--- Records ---
— begin —
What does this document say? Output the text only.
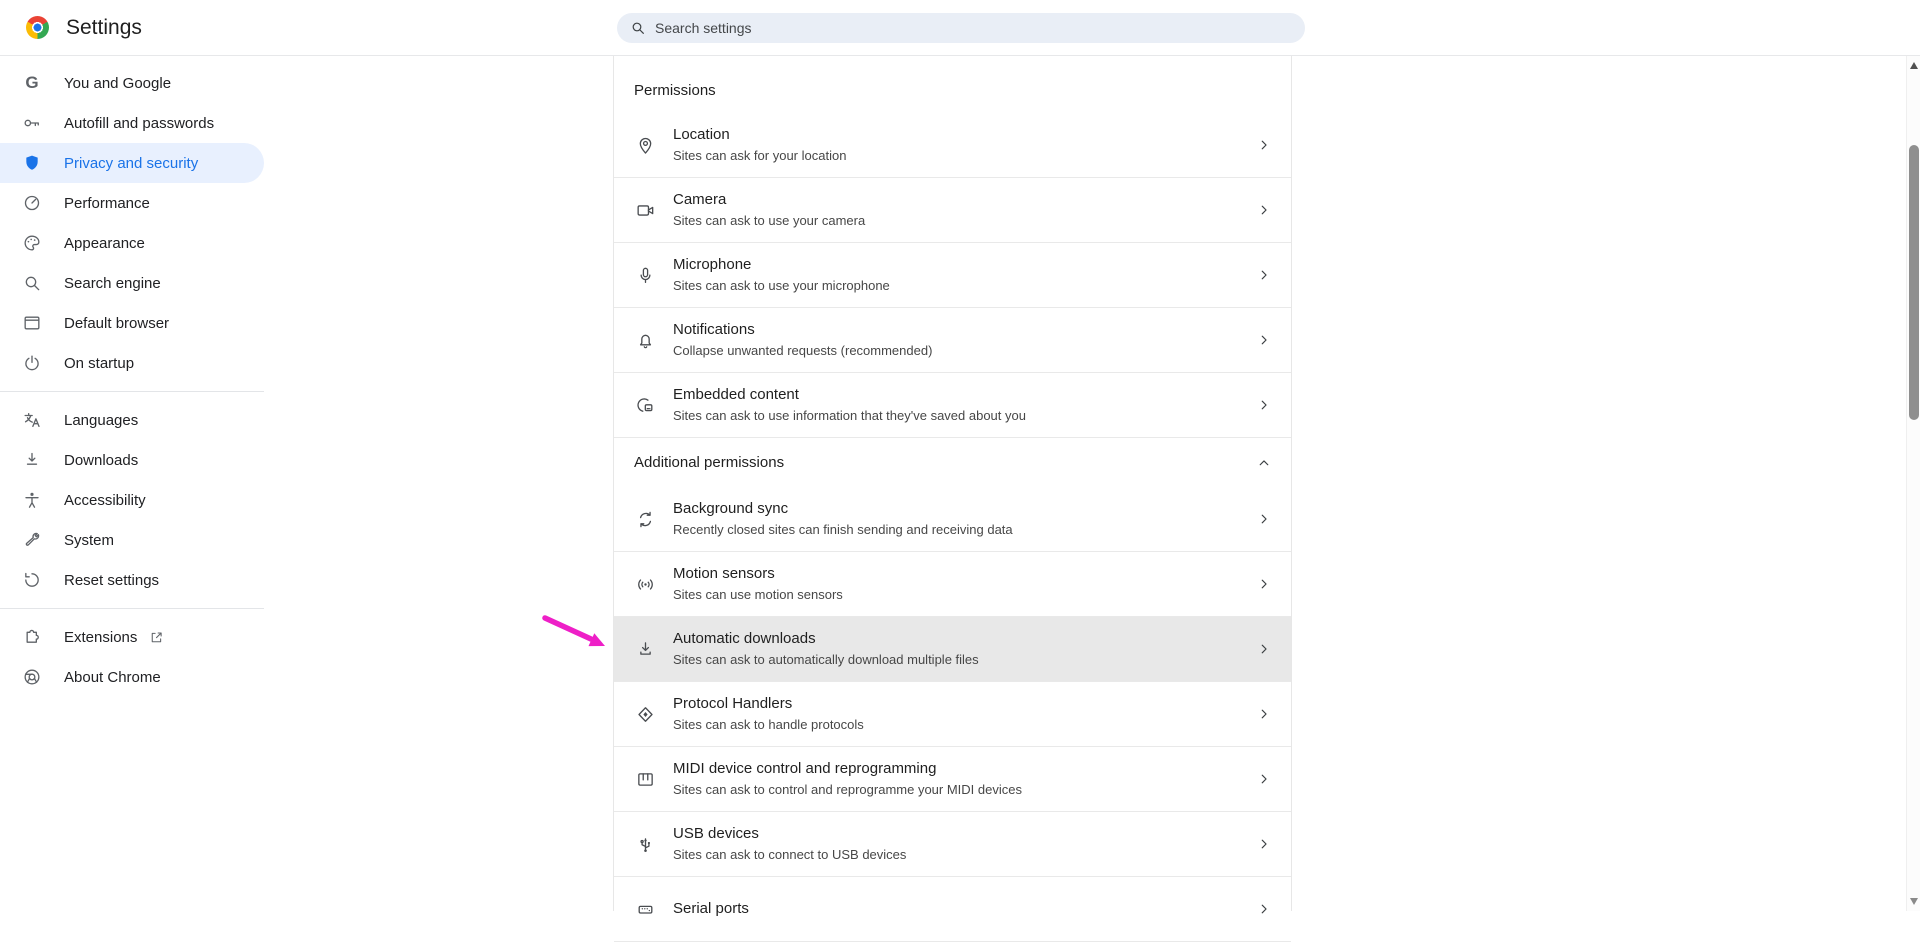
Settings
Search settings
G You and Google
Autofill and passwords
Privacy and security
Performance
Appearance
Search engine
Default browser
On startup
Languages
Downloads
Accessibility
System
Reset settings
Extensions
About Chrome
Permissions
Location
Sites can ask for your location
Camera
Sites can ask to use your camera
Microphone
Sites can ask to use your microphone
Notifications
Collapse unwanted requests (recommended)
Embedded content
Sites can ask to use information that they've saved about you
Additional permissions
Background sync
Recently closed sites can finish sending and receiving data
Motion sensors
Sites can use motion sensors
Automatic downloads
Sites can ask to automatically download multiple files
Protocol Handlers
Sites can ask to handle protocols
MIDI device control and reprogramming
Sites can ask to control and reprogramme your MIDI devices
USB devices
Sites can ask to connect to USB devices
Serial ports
— end —
— begin —
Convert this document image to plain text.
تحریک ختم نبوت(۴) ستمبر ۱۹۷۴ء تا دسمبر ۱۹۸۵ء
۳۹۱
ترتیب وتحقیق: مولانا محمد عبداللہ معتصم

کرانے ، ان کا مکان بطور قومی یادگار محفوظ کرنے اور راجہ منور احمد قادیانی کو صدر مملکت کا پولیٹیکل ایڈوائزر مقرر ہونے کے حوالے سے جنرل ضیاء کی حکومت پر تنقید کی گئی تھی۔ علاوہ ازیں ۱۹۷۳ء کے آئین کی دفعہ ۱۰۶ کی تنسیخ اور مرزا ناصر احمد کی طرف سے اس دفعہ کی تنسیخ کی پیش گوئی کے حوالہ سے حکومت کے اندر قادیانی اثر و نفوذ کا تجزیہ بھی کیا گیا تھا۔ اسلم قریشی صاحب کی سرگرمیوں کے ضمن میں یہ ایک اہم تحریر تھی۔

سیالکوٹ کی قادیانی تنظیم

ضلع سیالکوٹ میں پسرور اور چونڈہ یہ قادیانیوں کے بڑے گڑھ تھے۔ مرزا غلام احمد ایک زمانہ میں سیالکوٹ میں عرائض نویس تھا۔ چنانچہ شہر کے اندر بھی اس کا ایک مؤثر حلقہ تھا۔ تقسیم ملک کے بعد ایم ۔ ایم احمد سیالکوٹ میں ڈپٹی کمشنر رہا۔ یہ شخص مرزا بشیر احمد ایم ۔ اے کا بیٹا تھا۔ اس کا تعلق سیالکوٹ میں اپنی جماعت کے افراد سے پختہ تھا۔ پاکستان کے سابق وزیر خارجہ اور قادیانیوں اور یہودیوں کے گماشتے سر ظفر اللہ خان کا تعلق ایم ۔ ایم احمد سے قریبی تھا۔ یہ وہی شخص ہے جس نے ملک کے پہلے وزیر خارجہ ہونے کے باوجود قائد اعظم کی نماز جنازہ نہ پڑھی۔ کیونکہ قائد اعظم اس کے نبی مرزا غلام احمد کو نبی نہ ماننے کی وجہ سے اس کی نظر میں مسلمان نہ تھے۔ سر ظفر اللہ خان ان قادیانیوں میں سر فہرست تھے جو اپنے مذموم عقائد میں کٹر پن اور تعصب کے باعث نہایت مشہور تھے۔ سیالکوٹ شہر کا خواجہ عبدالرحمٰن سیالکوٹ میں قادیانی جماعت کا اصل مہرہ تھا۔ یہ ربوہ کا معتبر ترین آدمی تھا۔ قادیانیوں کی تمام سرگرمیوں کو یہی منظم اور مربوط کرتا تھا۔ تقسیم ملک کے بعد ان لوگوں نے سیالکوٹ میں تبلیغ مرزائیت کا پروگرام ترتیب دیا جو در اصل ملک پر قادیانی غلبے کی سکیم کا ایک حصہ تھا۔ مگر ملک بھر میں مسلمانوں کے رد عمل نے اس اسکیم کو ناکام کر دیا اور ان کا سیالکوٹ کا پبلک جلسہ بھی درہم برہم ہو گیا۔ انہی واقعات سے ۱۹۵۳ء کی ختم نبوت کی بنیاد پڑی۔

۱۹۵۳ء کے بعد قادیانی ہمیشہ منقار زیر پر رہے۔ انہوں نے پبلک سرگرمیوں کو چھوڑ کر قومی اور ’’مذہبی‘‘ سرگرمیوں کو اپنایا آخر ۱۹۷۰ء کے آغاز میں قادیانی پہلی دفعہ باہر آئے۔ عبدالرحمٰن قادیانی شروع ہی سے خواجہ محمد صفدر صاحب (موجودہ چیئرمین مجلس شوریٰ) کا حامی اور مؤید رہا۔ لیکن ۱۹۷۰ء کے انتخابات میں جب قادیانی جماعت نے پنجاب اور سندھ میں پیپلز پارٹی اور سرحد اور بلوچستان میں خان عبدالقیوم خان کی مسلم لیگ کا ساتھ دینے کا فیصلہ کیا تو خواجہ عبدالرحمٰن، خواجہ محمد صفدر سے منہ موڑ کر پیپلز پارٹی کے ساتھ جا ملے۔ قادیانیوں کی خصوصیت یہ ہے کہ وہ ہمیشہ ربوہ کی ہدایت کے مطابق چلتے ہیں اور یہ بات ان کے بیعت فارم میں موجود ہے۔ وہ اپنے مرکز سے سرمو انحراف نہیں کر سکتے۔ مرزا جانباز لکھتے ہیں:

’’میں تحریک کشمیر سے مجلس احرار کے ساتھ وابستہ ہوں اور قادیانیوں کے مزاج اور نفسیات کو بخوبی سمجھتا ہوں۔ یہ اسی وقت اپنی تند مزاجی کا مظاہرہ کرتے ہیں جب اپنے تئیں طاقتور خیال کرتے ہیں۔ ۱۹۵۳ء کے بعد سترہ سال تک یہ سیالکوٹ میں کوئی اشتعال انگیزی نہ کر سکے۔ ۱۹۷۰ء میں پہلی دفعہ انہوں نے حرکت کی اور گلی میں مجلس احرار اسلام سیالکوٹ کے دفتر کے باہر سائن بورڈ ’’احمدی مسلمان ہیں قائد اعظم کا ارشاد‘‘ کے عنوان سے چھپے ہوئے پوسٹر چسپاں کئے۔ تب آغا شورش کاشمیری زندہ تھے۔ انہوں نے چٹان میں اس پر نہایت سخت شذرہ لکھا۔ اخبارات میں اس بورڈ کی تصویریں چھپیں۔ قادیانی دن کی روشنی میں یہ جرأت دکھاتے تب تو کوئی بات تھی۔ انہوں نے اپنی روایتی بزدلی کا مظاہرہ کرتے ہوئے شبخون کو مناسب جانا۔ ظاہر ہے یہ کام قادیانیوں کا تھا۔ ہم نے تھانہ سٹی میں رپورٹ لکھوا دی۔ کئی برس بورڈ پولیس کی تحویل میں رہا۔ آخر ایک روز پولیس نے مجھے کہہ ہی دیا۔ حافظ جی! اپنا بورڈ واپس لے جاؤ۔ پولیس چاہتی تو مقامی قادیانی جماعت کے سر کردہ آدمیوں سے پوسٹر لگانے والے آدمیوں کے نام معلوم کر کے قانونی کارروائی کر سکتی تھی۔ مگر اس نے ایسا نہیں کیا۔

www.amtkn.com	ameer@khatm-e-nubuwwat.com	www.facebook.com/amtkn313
— end —
— begin —
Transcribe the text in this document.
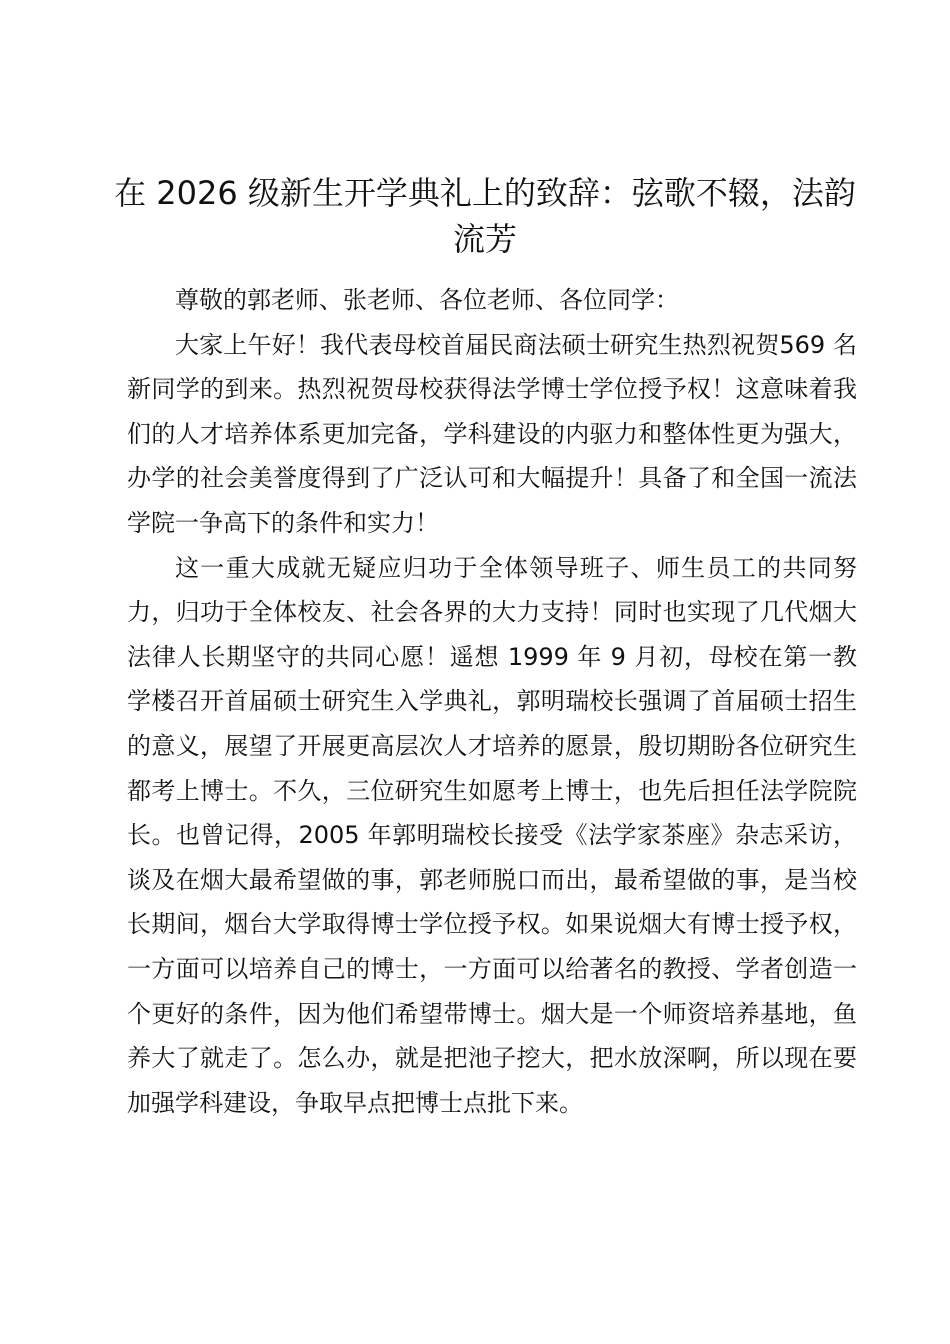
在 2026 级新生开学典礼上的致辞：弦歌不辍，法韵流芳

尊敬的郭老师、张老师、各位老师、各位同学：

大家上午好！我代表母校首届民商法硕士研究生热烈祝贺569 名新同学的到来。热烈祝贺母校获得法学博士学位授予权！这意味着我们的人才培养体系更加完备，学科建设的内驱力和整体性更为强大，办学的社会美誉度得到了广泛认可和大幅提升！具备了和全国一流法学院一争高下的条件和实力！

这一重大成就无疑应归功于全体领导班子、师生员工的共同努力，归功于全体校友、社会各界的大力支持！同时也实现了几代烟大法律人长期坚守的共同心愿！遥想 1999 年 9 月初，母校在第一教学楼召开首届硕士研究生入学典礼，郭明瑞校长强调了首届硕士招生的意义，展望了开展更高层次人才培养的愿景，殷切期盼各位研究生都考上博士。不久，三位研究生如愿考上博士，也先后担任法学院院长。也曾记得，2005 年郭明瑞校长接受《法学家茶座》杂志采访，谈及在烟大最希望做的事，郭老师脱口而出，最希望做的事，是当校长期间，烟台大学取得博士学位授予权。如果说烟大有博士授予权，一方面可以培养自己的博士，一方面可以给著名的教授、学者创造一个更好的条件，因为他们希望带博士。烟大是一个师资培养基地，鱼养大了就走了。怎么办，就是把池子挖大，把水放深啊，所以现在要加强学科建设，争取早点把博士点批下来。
— end —
--- Problem requirements ---
Read the entries and pick out all lines that include the word "قومی".

--- Exercise response ---
کرانے ، ان کا مکان بطور قومی یادگار محفوظ کرنے اور راجہ منور احمد قادیانی کو صدر مملکت کا پولیٹیکل ایڈوائزر مقرر ہونے کے حوالے سے جنرل ضیاء کی حکومت پر تنقید کی گئی تھی۔ علاوہ ازیں ۱۹۷۳ء کے آئین کی دفعہ ۱۰۶ کی تنسیخ اور مرزا ناصر احمد کی طرف سے اس دفعہ کی تنسیخ کی پیش گوئی کے حوالہ سے حکومت کے اندر قادیانی اثر و نفوذ کا تجزیہ بھی کیا گیا تھا۔ اسلم قریشی صاحب کی سرگرمیوں کے ضمن میں یہ ایک اہم تحریر تھی۔
۱۹۵۳ء کے بعد قادیانی ہمیشہ منقار زیر پر رہے۔ انہوں نے پبلک سرگرمیوں کو چھوڑ کر قومی اور ’’مذہبی‘‘ سرگرمیوں کو اپنایا آخر ۱۹۷۰ء کے آغاز میں قادیانی پہلی دفعہ باہر آئے۔ عبدالرحمٰن قادیانی شروع ہی سے خواجہ محمد صفدر صاحب (موجودہ چیئرمین مجلس شوریٰ) کا حامی اور مؤید رہا۔ لیکن ۱۹۷۰ء کے انتخابات میں جب قادیانی جماعت نے پنجاب اور سندھ میں پیپلز پارٹی اور سرحد اور بلوچستان میں خان عبدالقیوم خان کی مسلم لیگ کا ساتھ دینے کا فیصلہ کیا تو خواجہ عبدالرحمٰن، خواجہ محمد صفدر سے منہ موڑ کر پیپلز پارٹی کے ساتھ جا ملے۔ قادیانیوں کی خصوصیت یہ ہے کہ وہ ہمیشہ ربوہ کی ہدایت کے مطابق چلتے ہیں اور یہ بات ان کے بیعت فارم میں موجود ہے۔ وہ اپنے مرکز سے سرمو انحراف نہیں کر سکتے۔ مرزا جانباز لکھتے ہیں:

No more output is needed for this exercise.